### SET TASK 1
Could you output, as a numbered list with blank lines left out, the stretch of the Records from the very start through the line that contains "browser-menu-icon[interactable]: ⋮ —"?

## begin SELECTED EXTRACT

Dr. V.K.Maheshwari, M.A. (Socio, Phil) B.Sc. M. Ed, Ph.D.
Former Principal, K.L.D.A.V.(P.G) College, Roorkee, India
Mrs Sudha Rani Maheshwari, M.Sc (Zoology), B.Ed.
Former Principal,A.K.P.I.College, Roorkee, India
The most dangerous creation of any society is the man who has nothing to lose.
James A. Baldwin
It is possible that philosophy is not a well-defined discipline. But philosophies regard themselves as having something of a method, and something of a subject matter. The method, for analytically philosophies, anyway, is based on careful, critical analysis of ideas, concepts, and statements, and an effort to arrive at developed philosophical theories of important subjects: justice, rationality, equality, relativism, social construction. The subject matter is a little harder to specify. But there is an open-ended set of subjects that have drawn philosophers’ attention for the past several hundred years: empirical knowledge, , the nature of the mind, moral truth, political justice, and the foundations of religious belief, for example.
One clear area of intersection is the philosophy of “knowledge of society” — the philosophy of social science.

## end SELECTED EXTRACT
## begin DATA RECORDS

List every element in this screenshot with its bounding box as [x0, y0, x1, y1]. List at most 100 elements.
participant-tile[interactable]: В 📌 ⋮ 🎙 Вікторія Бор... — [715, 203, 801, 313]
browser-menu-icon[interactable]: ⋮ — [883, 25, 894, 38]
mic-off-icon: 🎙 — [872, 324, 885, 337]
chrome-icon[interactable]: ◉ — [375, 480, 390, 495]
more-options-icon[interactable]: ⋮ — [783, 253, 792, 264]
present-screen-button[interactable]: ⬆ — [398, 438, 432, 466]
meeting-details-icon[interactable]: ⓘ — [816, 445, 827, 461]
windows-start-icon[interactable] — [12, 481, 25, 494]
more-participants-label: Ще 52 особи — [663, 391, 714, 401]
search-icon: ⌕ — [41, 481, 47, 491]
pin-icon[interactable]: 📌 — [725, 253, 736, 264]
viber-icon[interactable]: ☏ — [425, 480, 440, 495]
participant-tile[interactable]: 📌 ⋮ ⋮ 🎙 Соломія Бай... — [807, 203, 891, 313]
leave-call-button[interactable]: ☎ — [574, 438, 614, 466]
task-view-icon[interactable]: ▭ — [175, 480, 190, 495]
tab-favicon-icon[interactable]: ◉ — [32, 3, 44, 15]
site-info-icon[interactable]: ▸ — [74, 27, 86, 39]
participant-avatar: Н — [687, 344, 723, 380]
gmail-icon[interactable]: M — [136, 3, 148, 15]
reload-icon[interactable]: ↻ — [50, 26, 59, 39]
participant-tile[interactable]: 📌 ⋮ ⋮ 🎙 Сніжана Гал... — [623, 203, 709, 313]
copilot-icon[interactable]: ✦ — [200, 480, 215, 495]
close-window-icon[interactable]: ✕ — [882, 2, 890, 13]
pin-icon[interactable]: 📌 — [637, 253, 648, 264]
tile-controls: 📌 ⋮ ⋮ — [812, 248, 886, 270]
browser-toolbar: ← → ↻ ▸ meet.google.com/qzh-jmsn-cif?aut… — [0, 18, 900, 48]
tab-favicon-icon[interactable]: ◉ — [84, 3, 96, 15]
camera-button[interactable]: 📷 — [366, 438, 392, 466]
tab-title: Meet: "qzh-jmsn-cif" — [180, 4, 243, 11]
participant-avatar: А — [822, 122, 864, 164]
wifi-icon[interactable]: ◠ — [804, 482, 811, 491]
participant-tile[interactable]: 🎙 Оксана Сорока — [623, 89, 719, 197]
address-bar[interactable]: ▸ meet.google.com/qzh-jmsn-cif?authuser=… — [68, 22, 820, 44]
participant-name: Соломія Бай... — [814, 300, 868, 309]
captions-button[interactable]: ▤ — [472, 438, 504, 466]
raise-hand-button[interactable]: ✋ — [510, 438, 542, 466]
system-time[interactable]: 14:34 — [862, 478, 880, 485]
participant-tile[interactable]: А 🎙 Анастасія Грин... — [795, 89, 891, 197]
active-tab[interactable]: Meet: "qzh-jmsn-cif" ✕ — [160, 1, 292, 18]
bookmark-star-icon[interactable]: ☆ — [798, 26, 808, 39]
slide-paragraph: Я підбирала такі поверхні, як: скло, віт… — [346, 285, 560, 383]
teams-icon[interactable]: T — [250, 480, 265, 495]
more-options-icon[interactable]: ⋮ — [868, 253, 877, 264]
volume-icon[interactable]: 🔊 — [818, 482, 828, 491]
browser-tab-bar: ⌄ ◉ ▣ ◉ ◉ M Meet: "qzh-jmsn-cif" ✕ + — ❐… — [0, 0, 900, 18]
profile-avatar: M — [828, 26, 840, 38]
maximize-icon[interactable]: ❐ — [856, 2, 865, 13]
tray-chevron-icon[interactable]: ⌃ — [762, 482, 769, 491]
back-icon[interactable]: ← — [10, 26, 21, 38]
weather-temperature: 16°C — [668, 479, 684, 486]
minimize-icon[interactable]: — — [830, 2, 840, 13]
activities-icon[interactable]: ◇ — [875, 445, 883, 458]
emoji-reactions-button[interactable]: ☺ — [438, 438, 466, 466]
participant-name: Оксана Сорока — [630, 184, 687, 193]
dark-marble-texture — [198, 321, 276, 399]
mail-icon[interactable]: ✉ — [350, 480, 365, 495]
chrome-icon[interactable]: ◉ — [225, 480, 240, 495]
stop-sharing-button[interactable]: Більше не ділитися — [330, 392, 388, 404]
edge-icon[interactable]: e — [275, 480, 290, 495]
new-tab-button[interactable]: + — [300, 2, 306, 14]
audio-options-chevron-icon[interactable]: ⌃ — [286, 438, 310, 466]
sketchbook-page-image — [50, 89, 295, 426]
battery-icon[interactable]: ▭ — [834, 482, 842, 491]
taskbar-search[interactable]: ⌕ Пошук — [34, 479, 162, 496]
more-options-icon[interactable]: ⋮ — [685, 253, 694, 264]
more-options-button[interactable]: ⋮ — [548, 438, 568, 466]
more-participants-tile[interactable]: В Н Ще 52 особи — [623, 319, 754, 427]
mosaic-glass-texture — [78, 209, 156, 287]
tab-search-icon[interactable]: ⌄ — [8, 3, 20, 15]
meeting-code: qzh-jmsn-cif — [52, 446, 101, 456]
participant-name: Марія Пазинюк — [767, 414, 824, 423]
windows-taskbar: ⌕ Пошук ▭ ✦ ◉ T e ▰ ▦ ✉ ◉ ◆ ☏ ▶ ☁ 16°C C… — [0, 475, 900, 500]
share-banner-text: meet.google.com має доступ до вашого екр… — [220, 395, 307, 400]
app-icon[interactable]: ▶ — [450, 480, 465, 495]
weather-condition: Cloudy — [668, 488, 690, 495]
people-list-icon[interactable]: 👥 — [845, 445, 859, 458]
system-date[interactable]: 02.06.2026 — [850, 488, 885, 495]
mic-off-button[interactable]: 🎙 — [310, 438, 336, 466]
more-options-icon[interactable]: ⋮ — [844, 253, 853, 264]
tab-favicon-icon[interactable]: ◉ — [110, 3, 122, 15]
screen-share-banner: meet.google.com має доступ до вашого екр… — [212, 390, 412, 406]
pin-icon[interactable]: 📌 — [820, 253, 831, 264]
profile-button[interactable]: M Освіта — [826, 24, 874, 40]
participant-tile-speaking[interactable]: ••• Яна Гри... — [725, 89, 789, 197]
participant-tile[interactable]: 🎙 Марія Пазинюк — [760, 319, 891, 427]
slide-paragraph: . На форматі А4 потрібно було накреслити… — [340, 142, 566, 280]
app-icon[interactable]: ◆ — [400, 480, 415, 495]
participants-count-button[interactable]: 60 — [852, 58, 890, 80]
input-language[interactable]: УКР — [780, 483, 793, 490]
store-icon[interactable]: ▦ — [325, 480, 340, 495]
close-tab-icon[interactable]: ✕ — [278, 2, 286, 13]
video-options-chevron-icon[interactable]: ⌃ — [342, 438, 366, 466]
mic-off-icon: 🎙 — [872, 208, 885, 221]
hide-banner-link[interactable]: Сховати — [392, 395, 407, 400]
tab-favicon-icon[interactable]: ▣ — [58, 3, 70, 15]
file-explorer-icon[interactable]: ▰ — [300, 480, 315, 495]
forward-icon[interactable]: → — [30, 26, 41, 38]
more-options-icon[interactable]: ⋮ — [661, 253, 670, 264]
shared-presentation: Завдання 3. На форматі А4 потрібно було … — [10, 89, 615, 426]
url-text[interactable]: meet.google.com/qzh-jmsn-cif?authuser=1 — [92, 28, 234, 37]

## end DATA RECORDS

### SET TASK 2
Answer these about the philosophy extract:
(a) Of which college in Roorkee was Dr. V.K.Maheshwari formerly principal?
(b) Who is credited with the quotation about the most dangerous creation of any society?
(c) What does the extract name as one clear area of intersection?

### ANSWER 1
1. List every element in this screenshot with its bounding box as [x0, y0, x1, y1]. List at most 100 elements.
2. participant-tile[interactable]: В 📌 ⋮ 🎙 Вікторія Бор... — [715, 203, 801, 313]
3. browser-menu-icon[interactable]: ⋮ — [883, 25, 894, 38]

### ANSWER 2
(a) K.L.D.A.V.(P.G) College
(b) James A. Baldwin
(c) The philosophy of “knowledge of society,” that is, the philosophy of social science